━━ SOURCE MATERIAL ━━
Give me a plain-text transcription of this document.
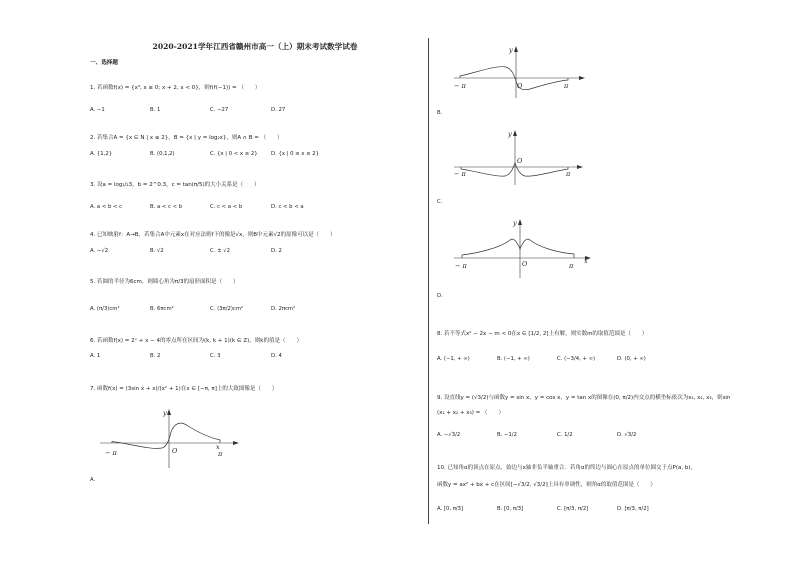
2020-2021学年江西省赣州市高一（上）期末考试数学试卷
一、选择题
1. 若函数f(x) = {x³, x ≥ 0; x + 2, x < 0}，则f(f(−1)) = （　　）
A. −1	B. 1	C. −27	D. 27
2. 若集合A = {x ∈ N | x ≤ 2}，B = {x | y = log₂x}，则A ∩ B = （　　）
A. {1,2}	B. (0,1,2)	C. {x | 0 < x ≤ 2}	D. {x | 0 ≤ x ≤ 2}
3. 设a = log₁/₂3，b = 2^0.3，c = tan(π/5)的大小关系是（　　）
A. a < b < c	B. a < c < b	C. c < a < b	D. c < b < a
4. 已知映射f：A→B，若集合A中元素x在对应法则f下的像是√x，则B中元素√2的原像可以是（　　）
A. −√2	B. √2	C. ± √2	D. 2
5. 若圆的半径为6cm，则圆心角为π/3的扇形面积是（　　）
A. (π/3)cm²	B. 6πcm²	C. (3π/2)cm²	D. 2πcm²
6. 若函数f(x) = 2ˣ + x − 4的零点所在区间为(k, k + 1)(k ∈ Z)，则k的值是（　　）
A. 1	B. 2	C. 3	D. 4
7. 函数f(x) = (3sin x + x)/(x² + 1)在x ∈ [−π, π]上的大致图像是（　　）
y
O
− π
x
π
A.
y
O
− π	π
B.
y
O
− π	π
C.
y
O
− π
x
π
D.
8. 若不等式x² − 2x − m < 0在x ∈ [1/2, 2]上有解，则实数m的取值范围是（　　）
A. (−1, + ∞)	B. (−1, + ∞)	C. (−3/4, + ∞)	D. (0, + ∞)
9. 设直线y = (√3/2)与函数y = sin x，y = cos x，y = tan x的图像在(0, π/2)内交点的横坐标依次为x₁, x₂, x₃，则sin
(x₁ + x₂ + x₃) = （　　）
A. −√3/2	B. −1/2	C. 1/2	D. √3/2
10. 已知角α的顶点在原点，始边与x轴非负半轴重合．若角α的终边与圆心在原点的单位圆交于点P(a, b)，
函数y = ax² + bx + c在区间[−√3/2, √3/2]上具有单调性，则角α的取值范围是（　　）
A. [0, π/3]	B. [0, π/3]	C. [π/3, π/2]	D. [π/3, π/2]
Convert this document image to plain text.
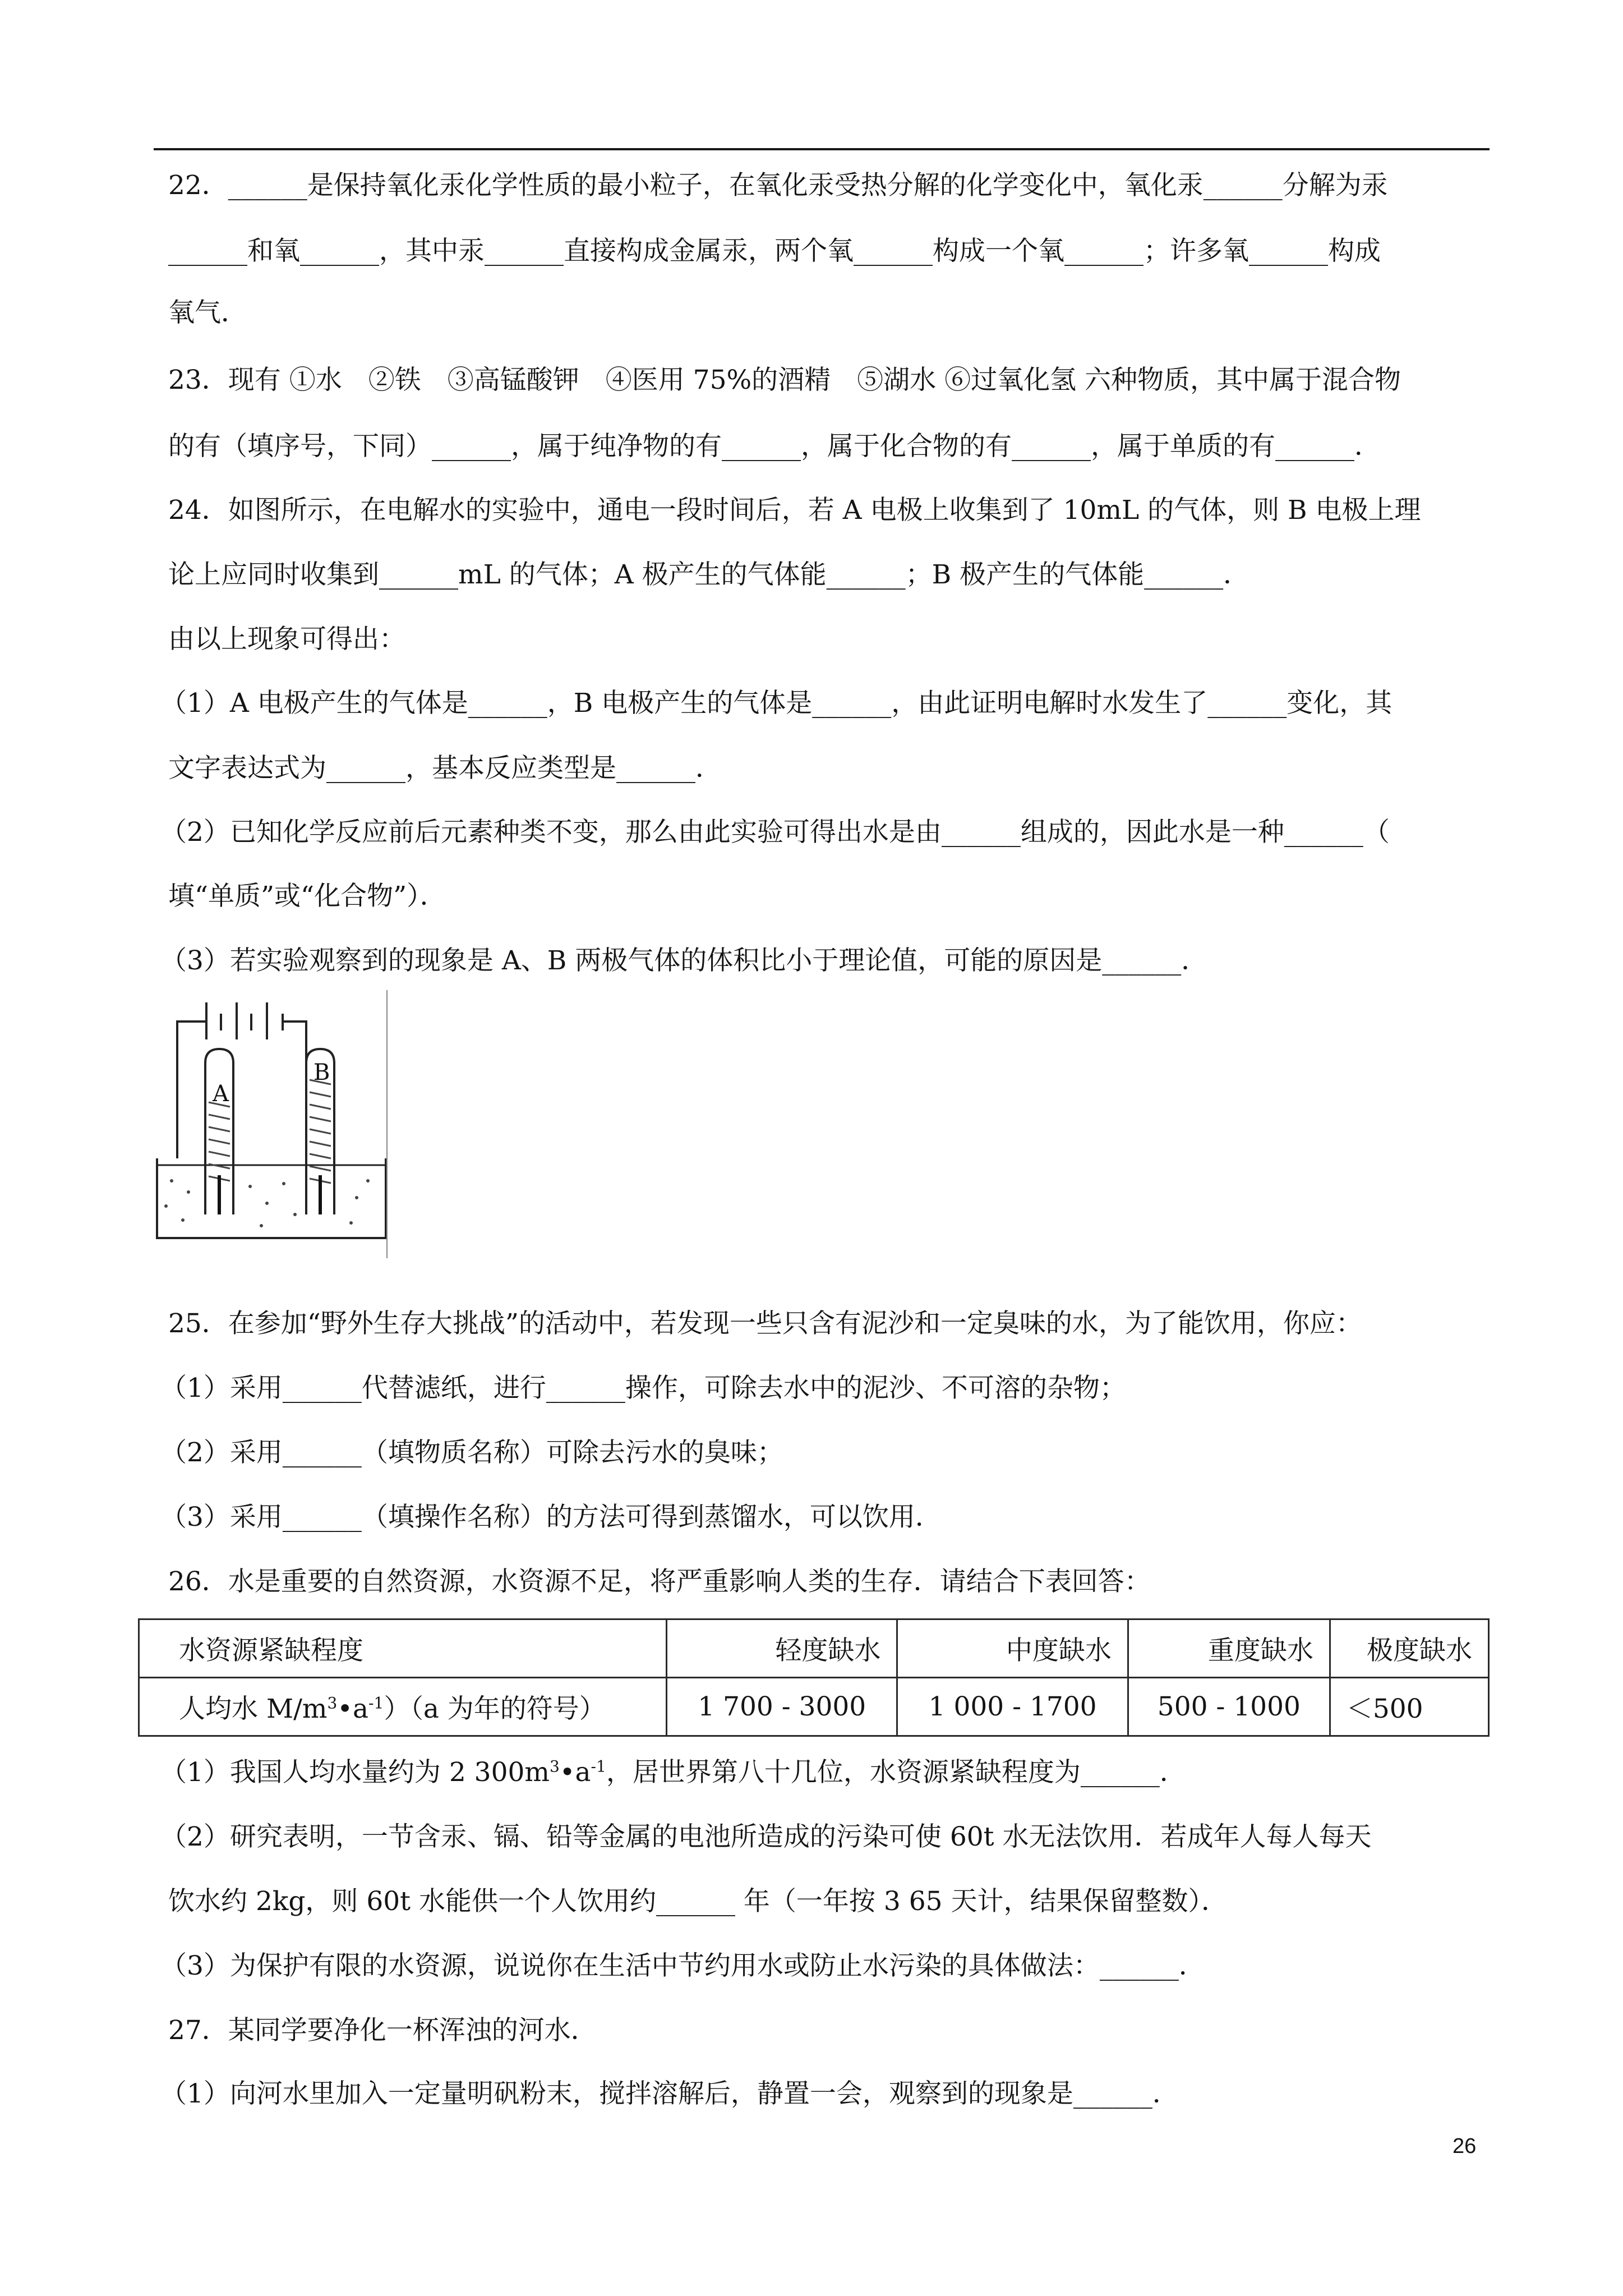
22．______是保持氧化汞化学性质的最小粒子，在氧化汞受热分解的化学变化中，氧化汞______分解为汞
______和氧______，其中汞______直接构成金属汞，两个氧______构成一个氧______；许多氧______构成
氧气．
23．现有 ①水　②铁　③高锰酸钾　④医用 75%的酒精　⑤湖水 ⑥过氧化氢 六种物质，其中属于混合物
的有（填序号，下同）______，属于纯净物的有______，属于化合物的有______，属于单质的有______．
24．如图所示，在电解水的实验中，通电一段时间后，若 A 电极上收集到了 10mL 的气体，则 B 电极上理
论上应同时收集到______mL 的气体；A 极产生的气体能______；B 极产生的气体能______．
由以上现象可得出：
（1）A 电极产生的气体是______，B 电极产生的气体是______，由此证明电解时水发生了______变化，其
文字表达式为______，基本反应类型是______．
（2）已知化学反应前后元素种类不变，那么由此实验可得出水是由______组成的，因此水是一种______（
填“单质”或“化合物”）．
（3）若实验观察到的现象是 A、B 两极气体的体积比小于理论值，可能的原因是______．
A
B
25．在参加“野外生存大挑战”的活动中，若发现一些只含有泥沙和一定臭味的水，为了能饮用，你应：
（1）采用______代替滤纸，进行______操作，可除去水中的泥沙、不可溶的杂物；
（2）采用______（填物质名称）可除去污水的臭味；
（3）采用______（填操作名称）的方法可得到蒸馏水，可以饮用．
26．水是重要的自然资源，水资源不足，将严重影响人类的生存．请结合下表回答：
水资源紧缺程度	轻度缺水	中度缺水	重度缺水	极度缺水
人均水 $M/m^3•a^{-1})(a$ 为年的符号）	1 700 - 3000	1 000 - 1700	500 - 1000	＜500
（1）我国人均水量约为 2 $300m^3•a^{-1}$，居世界第八十几位，水资源紧缺程度为______．
（2）研究表明，一节含汞、镉、铅等金属的电池所造成的污染可使 60t 水无法饮用．若成年人每人每天
饮水约 2kg，则 60t 水能供一个人饮用约______ 年（一年按 3 65 天计，结果保留整数）．
（3）为保护有限的水资源，说说你在生活中节约用水或防止水污染的具体做法：______．
27．某同学要净化一杯浑浊的河水．
（1）向河水里加入一定量明矾粉末，搅拌溶解后，静置一会，观察到的现象是______．
26
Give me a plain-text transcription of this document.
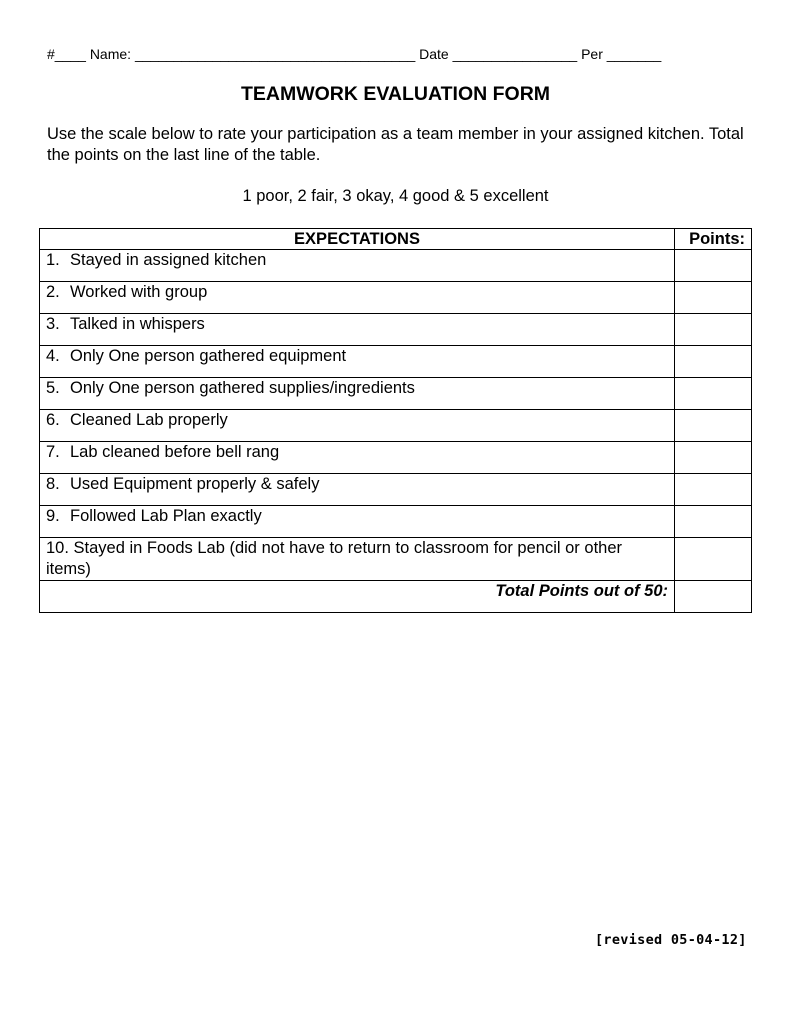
#____ Name: ____________________________________ Date ________________ Per _______
TEAMWORK EVALUATION FORM
Use the scale below to rate your participation as a team member in your assigned kitchen. Total the points on the last line of the table.
1 poor, 2 fair, 3 okay, 4 good & 5 excellent
EXPECTATIONS	Points:
1. Stayed in assigned kitchen	
2. Worked with group	
3. Talked in whispers	
4. Only One person gathered equipment	
5. Only One person gathered supplies/ingredients	
6. Cleaned Lab properly	
7. Lab cleaned before bell rang	
8. Used Equipment properly & safely	
9. Followed Lab Plan exactly	
10. Stayed in Foods Lab (did not have to return to classroom for pencil or other items)	
Total Points out of 50:	
[revised 05-04-12]
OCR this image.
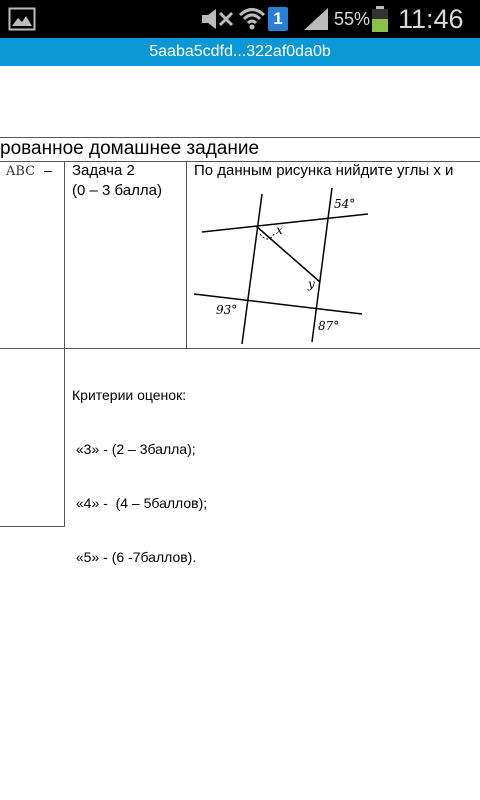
1	55% 11:46
5aaba5cdfd...322af0da0b
рованное домашнее задание
ABC – Задача 2
(0 – 3 балла)
По данным рисунка нийдите углы х и
54°
x
y
93°
87°

Критерии оценок:

«3» - (2 – 3балла);

«4» -  (4 – 5баллов);

«5» - (6 -7баллов).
━━━
◆ **INSTRUCTIONS TO FOLLOW**: Search the material above for "Total". Pull out each line where it shows up.

◆ **RESULT OF THIS TASK**:
Use the scale below to rate your participation as a team member in your assigned kitchen. Total the points on the last line of the table.
Total Points out of 50:	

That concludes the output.